-------- RECORDS SHOWN

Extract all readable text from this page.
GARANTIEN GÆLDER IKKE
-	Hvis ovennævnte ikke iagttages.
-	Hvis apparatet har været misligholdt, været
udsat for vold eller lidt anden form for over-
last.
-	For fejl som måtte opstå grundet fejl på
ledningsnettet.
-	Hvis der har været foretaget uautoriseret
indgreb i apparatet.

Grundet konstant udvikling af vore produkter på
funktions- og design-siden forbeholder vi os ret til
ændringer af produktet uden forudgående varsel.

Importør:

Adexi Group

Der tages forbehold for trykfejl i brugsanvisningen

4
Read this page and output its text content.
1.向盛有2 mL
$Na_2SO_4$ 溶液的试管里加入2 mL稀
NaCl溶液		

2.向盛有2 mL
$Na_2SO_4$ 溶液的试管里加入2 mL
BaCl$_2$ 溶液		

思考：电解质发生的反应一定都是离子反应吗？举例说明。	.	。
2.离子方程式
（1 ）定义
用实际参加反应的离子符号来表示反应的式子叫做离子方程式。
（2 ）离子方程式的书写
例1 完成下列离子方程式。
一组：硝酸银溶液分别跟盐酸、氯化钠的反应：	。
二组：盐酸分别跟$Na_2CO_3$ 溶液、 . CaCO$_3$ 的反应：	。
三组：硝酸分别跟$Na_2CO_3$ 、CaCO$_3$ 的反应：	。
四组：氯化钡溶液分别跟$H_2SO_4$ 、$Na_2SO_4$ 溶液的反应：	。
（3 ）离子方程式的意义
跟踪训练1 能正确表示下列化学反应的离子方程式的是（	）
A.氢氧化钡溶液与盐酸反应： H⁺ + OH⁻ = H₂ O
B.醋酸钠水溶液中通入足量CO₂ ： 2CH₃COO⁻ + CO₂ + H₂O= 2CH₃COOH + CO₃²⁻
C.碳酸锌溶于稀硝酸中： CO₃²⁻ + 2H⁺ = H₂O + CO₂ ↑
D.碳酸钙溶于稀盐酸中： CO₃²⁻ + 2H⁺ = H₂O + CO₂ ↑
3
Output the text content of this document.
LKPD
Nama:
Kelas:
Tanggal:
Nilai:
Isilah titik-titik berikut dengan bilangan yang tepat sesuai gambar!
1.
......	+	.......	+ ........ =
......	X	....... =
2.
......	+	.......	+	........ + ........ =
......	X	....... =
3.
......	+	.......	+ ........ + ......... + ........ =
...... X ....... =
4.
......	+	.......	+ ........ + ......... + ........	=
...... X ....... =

----------------

GIVEN INSTRUCTION: Reproduce the entries above exactly.

SOLUTION TO THIS EXERCISE:
Extract all readable text from this page.
GARANTIEN GÆLDER IKKE
-	Hvis ovennævnte ikke iagttages.
-	Hvis apparatet har været misligholdt, været
udsat for vold eller lidt anden form for over-
last.
-	For fejl som måtte opstå grundet fejl på
ledningsnettet.
-	Hvis der har været foretaget uautoriseret
indgreb i apparatet.

Grundet konstant udvikling af vore produkter på
funktions- og design-siden forbeholder vi os ret til
ændringer af produktet uden forudgående varsel.

Importør:

Adexi Group

Der tages forbehold for trykfejl i brugsanvisningen

4
Read this page and output its text content.
1.向盛有2 mL
$Na_2SO_4$ 溶液的试管里加入2 mL稀
NaCl溶液		

2.向盛有2 mL
$Na_2SO_4$ 溶液的试管里加入2 mL
BaCl$_2$ 溶液		

思考：电解质发生的反应一定都是离子反应吗？举例说明。	.	。
2.离子方程式
（1 ）定义
用实际参加反应的离子符号来表示反应的式子叫做离子方程式。
（2 ）离子方程式的书写
例1 完成下列离子方程式。
一组：硝酸银溶液分别跟盐酸、氯化钠的反应：	。
二组：盐酸分别跟$Na_2CO_3$ 溶液、 . CaCO$_3$ 的反应：	。
三组：硝酸分别跟$Na_2CO_3$ 、CaCO$_3$ 的反应：	。
四组：氯化钡溶液分别跟$H_2SO_4$ 、$Na_2SO_4$ 溶液的反应：	。
（3 ）离子方程式的意义
跟踪训练1 能正确表示下列化学反应的离子方程式的是（	）
A.氢氧化钡溶液与盐酸反应： H⁺ + OH⁻ = H₂ O
B.醋酸钠水溶液中通入足量CO₂ ： 2CH₃COO⁻ + CO₂ + H₂O= 2CH₃COOH + CO₃²⁻
C.碳酸锌溶于稀硝酸中： CO₃²⁻ + 2H⁺ = H₂O + CO₂ ↑
D.碳酸钙溶于稀盐酸中： CO₃²⁻ + 2H⁺ = H₂O + CO₂ ↑
3
Output the text content of this document.
LKPD
Nama:
Kelas:
Tanggal:
Nilai:
Isilah titik-titik berikut dengan bilangan yang tepat sesuai gambar!
1.
......	+	.......	+ ........ =
......	X	....... =
2.
......	+	.......	+	........ + ........ =
......	X	....... =
3.
......	+	.......	+ ........ + ......... + ........ =
...... X ....... =
4.
......	+	.......	+ ........ + ......... + ........	=
...... X ....... =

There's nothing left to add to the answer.